Provide an exact reproduction of every entry.

-------- Provided records

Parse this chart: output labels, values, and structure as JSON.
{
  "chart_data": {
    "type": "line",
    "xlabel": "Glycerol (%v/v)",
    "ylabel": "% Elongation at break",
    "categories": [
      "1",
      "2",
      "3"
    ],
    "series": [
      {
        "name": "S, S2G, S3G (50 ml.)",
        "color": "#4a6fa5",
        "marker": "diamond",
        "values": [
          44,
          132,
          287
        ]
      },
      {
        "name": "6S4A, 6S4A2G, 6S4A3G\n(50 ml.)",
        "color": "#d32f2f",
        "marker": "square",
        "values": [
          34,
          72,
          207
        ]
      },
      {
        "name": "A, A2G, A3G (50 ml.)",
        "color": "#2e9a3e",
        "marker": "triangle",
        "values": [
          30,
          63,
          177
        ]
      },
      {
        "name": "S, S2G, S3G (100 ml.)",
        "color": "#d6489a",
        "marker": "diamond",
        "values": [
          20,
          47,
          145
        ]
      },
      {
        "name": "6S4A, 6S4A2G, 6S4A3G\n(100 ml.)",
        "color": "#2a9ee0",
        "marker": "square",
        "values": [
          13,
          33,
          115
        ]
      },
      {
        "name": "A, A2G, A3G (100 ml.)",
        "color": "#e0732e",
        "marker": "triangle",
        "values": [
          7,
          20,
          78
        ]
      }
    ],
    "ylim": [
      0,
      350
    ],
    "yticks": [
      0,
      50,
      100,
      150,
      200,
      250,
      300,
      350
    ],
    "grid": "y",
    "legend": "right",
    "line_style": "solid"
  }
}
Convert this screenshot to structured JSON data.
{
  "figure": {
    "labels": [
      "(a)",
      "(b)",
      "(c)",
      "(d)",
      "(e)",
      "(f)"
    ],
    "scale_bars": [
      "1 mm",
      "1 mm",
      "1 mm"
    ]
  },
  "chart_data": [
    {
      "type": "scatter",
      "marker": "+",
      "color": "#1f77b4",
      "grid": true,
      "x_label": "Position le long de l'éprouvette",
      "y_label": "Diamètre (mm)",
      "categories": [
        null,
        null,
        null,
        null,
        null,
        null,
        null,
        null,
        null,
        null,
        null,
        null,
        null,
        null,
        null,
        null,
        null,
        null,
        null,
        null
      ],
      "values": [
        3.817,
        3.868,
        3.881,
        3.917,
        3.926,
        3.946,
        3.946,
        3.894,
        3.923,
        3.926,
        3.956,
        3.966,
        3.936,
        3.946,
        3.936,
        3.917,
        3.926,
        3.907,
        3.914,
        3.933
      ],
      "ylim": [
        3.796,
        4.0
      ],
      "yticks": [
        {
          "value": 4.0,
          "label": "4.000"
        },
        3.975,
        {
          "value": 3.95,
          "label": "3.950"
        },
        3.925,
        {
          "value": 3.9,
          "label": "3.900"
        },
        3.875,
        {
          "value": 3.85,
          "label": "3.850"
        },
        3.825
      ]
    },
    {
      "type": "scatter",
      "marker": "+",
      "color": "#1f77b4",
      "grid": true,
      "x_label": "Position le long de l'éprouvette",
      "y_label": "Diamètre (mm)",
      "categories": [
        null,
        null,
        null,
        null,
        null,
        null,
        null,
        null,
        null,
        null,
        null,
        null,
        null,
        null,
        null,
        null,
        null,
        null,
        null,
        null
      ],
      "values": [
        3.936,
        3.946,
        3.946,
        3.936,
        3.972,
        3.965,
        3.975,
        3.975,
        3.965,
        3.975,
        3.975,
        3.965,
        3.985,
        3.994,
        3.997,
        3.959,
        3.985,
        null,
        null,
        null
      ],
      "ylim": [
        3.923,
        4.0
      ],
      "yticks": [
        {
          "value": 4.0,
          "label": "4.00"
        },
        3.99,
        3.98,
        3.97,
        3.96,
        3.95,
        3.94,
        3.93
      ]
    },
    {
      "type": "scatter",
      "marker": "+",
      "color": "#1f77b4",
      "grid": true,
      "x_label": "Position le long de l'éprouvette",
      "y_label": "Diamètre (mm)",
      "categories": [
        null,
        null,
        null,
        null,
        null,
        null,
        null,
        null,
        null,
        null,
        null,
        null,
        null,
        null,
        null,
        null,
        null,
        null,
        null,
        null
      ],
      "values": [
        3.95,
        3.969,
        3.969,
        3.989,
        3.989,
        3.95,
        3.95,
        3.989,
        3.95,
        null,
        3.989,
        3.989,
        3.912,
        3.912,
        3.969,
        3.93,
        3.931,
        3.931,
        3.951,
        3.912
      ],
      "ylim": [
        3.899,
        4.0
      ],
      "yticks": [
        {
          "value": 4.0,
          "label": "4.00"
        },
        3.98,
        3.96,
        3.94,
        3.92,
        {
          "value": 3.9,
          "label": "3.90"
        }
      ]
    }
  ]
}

----------------

**Worked answer:**
Parse this chart: output labels, values, and structure as JSON.
{
  "chart_data": {
    "type": "line",
    "xlabel": "Glycerol (%v/v)",
    "ylabel": "% Elongation at break",
    "categories": [
      "1",
      "2",
      "3"
    ],
    "series": [
      {
        "name": "S, S2G, S3G (50 ml.)",
        "color": "#4a6fa5",
        "marker": "diamond",
        "values": [
          44,
          132,
          287
        ]
      },
      {
        "name": "6S4A, 6S4A2G, 6S4A3G\n(50 ml.)",
        "color": "#d32f2f",
        "marker": "square",
        "values": [
          34,
          72,
          207
        ]
      },
      {
        "name": "A, A2G, A3G (50 ml.)",
        "color": "#2e9a3e",
        "marker": "triangle",
        "values": [
          30,
          63,
          177
        ]
      },
      {
        "name": "S, S2G, S3G (100 ml.)",
        "color": "#d6489a",
        "marker": "diamond",
        "values": [
          20,
          47,
          145
        ]
      },
      {
        "name": "6S4A, 6S4A2G, 6S4A3G\n(100 ml.)",
        "color": "#2a9ee0",
        "marker": "square",
        "values": [
          13,
          33,
          115
        ]
      },
      {
        "name": "A, A2G, A3G (100 ml.)",
        "color": "#e0732e",
        "marker": "triangle",
        "values": [
          7,
          20,
          78
        ]
      }
    ],
    "ylim": [
      0,
      350
    ],
    "yticks": [
      0,
      50,
      100,
      150,
      200,
      250,
      300,
      350
    ],
    "grid": "y",
    "legend": "right",
    "line_style": "solid"
  }
}
Convert this screenshot to structured JSON data.
{
  "figure": {
    "labels": [
      "(a)",
      "(b)",
      "(c)",
      "(d)",
      "(e)",
      "(f)"
    ],
    "scale_bars": [
      "1 mm",
      "1 mm",
      "1 mm"
    ]
  },
  "chart_data": [
    {
      "type": "scatter",
      "marker": "+",
      "color": "#1f77b4",
      "grid": true,
      "x_label": "Position le long de l'éprouvette",
      "y_label": "Diamètre (mm)",
      "categories": [
        null,
        null,
        null,
        null,
        null,
        null,
        null,
        null,
        null,
        null,
        null,
        null,
        null,
        null,
        null,
        null,
        null,
        null,
        null,
        null
      ],
      "values": [
        3.817,
        3.868,
        3.881,
        3.917,
        3.926,
        3.946,
        3.946,
        3.894,
        3.923,
        3.926,
        3.956,
        3.966,
        3.936,
        3.946,
        3.936,
        3.917,
        3.926,
        3.907,
        3.914,
        3.933
      ],
      "ylim": [
        3.796,
        4.0
      ],
      "yticks": [
        {
          "value": 4.0,
          "label": "4.000"
        },
        3.975,
        {
          "value": 3.95,
          "label": "3.950"
        },
        3.925,
        {
          "value": 3.9,
          "label": "3.900"
        },
        3.875,
        {
          "value": 3.85,
          "label": "3.850"
        },
        3.825
      ]
    },
    {
      "type": "scatter",
      "marker": "+",
      "color": "#1f77b4",
      "grid": true,
      "x_label": "Position le long de l'éprouvette",
      "y_label": "Diamètre (mm)",
      "categories": [
        null,
        null,
        null,
        null,
        null,
        null,
        null,
        null,
        null,
        null,
        null,
        null,
        null,
        null,
        null,
        null,
        null,
        null,
        null,
        null
      ],
      "values": [
        3.936,
        3.946,
        3.946,
        3.936,
        3.972,
        3.965,
        3.975,
        3.975,
        3.965,
        3.975,
        3.975,
        3.965,
        3.985,
        3.994,
        3.997,
        3.959,
        3.985,
        null,
        null,
        null
      ],
      "ylim": [
        3.923,
        4.0
      ],
      "yticks": [
        {
          "value": 4.0,
          "label": "4.00"
        },
        3.99,
        3.98,
        3.97,
        3.96,
        3.95,
        3.94,
        3.93
      ]
    },
    {
      "type": "scatter",
      "marker": "+",
      "color": "#1f77b4",
      "grid": true,
      "x_label": "Position le long de l'éprouvette",
      "y_label": "Diamètre (mm)",
      "categories": [
        null,
        null,
        null,
        null,
        null,
        null,
        null,
        null,
        null,
        null,
        null,
        null,
        null,
        null,
        null,
        null,
        null,
        null,
        null,
        null
      ],
      "values": [
        3.95,
        3.969,
        3.969,
        3.989,
        3.989,
        3.95,
        3.95,
        3.989,
        3.95,
        null,
        3.989,
        3.989,
        3.912,
        3.912,
        3.969,
        3.93,
        3.931,
        3.931,
        3.951,
        3.912
      ],
      "ylim": [
        3.899,
        4.0
      ],
      "yticks": [
        {
          "value": 4.0,
          "label": "4.00"
        },
        3.98,
        3.96,
        3.94,
        3.92,
        {
          "value": 3.9,
          "label": "3.90"
        }
      ]
    }
  ]
}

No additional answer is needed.